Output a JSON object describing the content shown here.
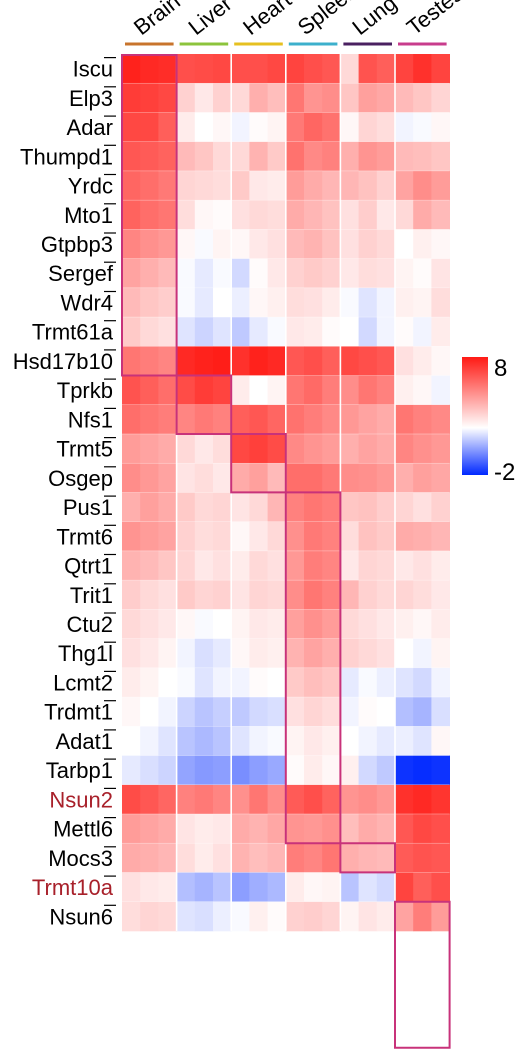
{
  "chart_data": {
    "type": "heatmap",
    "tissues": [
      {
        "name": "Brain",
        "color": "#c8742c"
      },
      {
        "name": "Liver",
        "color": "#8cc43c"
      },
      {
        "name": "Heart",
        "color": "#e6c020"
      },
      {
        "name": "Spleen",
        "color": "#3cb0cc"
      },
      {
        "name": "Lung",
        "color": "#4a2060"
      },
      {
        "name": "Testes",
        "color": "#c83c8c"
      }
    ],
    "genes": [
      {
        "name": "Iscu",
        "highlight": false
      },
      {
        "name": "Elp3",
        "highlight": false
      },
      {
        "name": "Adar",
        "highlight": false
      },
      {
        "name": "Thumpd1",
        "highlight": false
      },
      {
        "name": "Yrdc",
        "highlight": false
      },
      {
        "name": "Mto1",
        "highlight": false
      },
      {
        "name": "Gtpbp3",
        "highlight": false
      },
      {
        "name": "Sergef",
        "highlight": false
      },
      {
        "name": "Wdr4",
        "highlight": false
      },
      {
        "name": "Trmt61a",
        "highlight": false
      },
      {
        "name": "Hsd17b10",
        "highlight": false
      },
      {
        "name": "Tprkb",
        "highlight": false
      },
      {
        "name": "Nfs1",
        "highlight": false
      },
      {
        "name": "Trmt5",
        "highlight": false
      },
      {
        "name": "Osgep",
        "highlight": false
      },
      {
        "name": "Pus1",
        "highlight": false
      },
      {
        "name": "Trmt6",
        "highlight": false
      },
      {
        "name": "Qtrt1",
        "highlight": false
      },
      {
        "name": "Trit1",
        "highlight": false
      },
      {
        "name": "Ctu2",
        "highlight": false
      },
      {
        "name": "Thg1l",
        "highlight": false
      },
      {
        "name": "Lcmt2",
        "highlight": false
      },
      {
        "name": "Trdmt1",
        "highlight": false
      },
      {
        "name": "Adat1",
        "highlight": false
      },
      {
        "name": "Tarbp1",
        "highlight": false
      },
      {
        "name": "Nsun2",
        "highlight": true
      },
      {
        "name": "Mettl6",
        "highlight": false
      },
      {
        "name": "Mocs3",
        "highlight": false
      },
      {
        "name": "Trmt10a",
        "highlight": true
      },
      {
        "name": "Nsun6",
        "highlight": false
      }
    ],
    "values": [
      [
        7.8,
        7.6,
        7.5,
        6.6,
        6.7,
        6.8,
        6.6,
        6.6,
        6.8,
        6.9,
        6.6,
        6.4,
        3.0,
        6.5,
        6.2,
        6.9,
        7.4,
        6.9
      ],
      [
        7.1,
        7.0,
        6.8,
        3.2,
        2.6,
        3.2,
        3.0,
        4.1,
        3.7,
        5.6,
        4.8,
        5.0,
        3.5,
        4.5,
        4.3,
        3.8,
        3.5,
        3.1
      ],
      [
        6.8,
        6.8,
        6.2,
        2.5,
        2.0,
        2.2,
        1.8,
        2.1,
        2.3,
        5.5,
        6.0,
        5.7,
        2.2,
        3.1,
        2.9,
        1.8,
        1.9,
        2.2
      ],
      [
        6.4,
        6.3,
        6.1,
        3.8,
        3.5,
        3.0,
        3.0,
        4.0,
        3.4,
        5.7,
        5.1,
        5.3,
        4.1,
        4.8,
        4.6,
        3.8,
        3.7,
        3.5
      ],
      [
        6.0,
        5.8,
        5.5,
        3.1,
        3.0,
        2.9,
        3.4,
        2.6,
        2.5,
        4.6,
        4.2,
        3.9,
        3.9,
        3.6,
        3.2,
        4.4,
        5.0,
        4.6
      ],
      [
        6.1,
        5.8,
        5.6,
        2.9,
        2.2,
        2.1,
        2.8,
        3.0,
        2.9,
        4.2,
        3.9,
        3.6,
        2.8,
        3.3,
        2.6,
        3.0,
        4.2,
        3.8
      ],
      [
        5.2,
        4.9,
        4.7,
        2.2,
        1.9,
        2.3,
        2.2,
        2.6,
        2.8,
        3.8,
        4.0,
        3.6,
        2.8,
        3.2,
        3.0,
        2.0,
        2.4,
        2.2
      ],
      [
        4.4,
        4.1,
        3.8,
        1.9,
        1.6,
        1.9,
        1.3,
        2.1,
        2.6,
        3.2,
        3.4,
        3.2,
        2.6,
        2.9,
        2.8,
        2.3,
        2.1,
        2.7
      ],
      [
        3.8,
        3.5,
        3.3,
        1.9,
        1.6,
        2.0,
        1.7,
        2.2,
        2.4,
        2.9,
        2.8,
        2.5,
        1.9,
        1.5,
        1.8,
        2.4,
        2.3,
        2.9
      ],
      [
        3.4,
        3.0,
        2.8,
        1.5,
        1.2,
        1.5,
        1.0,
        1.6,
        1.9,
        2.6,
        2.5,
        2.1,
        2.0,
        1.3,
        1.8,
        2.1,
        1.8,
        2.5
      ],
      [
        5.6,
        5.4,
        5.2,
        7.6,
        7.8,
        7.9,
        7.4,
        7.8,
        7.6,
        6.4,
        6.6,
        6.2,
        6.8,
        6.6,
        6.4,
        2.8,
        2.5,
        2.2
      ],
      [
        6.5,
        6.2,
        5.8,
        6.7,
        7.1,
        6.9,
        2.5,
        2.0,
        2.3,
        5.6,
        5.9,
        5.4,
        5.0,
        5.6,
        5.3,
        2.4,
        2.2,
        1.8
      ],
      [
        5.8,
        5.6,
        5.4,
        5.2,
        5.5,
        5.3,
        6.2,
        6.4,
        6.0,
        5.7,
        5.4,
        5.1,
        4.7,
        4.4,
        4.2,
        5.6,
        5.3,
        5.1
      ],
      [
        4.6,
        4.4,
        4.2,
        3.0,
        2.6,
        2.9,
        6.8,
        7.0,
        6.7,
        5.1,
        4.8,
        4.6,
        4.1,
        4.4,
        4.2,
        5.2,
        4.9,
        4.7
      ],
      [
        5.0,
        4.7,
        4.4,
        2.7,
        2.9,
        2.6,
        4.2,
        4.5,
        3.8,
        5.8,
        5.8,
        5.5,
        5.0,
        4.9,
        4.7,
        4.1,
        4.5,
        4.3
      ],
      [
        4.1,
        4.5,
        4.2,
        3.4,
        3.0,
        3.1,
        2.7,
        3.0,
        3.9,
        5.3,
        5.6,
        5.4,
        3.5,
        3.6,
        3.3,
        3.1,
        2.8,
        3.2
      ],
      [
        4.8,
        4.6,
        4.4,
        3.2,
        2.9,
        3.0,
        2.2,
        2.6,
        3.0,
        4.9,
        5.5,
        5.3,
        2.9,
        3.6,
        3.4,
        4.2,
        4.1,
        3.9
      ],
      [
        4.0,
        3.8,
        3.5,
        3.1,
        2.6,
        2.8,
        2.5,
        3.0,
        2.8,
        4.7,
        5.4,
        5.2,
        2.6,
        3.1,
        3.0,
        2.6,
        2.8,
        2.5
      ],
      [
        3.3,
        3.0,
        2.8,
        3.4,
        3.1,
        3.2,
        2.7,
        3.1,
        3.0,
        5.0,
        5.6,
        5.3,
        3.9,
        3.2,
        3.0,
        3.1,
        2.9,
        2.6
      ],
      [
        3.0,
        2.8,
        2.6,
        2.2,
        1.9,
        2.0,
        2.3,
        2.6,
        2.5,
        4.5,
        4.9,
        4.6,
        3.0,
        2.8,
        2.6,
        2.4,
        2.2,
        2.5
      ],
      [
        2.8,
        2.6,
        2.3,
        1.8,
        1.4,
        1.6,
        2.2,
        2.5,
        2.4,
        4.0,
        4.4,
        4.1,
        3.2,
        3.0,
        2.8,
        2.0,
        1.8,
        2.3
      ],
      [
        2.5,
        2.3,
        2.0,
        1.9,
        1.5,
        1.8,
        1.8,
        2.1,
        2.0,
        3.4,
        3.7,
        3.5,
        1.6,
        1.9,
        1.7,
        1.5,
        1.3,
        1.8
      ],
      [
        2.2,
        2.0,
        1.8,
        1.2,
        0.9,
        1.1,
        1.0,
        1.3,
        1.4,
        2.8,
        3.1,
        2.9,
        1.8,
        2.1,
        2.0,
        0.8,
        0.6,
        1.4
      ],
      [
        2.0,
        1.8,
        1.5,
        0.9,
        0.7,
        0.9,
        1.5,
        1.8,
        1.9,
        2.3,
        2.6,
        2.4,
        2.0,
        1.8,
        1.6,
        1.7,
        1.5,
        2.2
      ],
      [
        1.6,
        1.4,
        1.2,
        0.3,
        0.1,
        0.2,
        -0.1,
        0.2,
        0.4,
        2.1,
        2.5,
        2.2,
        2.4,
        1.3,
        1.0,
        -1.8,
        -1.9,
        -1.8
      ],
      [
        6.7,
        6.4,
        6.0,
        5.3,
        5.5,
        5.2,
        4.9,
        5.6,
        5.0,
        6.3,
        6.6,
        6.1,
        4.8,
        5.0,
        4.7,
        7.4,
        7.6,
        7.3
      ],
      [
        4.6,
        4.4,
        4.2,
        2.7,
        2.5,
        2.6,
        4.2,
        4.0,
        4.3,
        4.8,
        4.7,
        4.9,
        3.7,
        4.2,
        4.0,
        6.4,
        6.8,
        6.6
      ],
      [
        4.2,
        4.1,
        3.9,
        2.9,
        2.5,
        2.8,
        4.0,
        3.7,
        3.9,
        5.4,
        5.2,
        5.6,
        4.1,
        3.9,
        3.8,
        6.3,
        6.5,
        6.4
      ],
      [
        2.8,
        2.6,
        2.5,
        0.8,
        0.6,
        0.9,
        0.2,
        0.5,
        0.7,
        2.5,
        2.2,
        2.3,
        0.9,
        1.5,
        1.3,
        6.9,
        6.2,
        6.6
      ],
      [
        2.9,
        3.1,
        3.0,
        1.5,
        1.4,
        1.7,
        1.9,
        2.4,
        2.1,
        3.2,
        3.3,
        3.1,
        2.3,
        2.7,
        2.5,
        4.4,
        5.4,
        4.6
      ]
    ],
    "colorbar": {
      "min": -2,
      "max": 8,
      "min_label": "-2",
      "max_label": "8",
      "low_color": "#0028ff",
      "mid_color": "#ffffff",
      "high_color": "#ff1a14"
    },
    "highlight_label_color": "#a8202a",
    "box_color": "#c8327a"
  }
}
---
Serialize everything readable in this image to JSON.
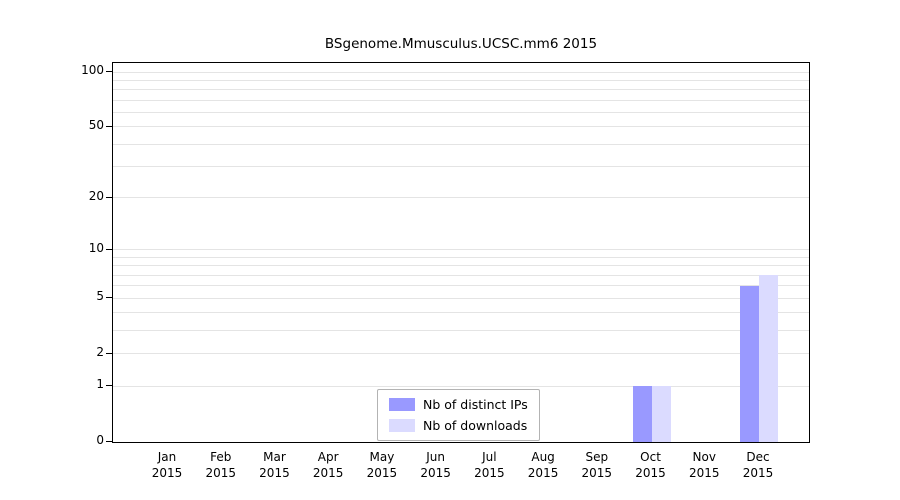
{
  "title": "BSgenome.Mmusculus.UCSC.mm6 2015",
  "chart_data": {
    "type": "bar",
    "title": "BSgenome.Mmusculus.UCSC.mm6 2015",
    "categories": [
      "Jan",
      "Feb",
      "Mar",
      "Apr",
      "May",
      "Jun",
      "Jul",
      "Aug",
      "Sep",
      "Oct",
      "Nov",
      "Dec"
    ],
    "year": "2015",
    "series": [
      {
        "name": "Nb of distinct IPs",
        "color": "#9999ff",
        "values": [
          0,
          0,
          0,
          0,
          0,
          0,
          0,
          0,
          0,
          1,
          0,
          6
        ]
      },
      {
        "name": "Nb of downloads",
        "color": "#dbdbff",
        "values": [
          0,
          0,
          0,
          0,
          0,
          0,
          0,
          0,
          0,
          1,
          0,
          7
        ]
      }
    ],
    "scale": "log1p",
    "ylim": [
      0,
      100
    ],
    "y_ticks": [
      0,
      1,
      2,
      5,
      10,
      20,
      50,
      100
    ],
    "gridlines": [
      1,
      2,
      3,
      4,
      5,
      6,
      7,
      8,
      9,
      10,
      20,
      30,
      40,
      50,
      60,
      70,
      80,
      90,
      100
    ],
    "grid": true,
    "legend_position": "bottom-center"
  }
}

■ **What the exercise asks**: If a line in the records has the word "JSON", copy that line.

■ **Response to this task**:
Output a JSON object describing the content shown here.
Serialize everything readable in this image to JSON.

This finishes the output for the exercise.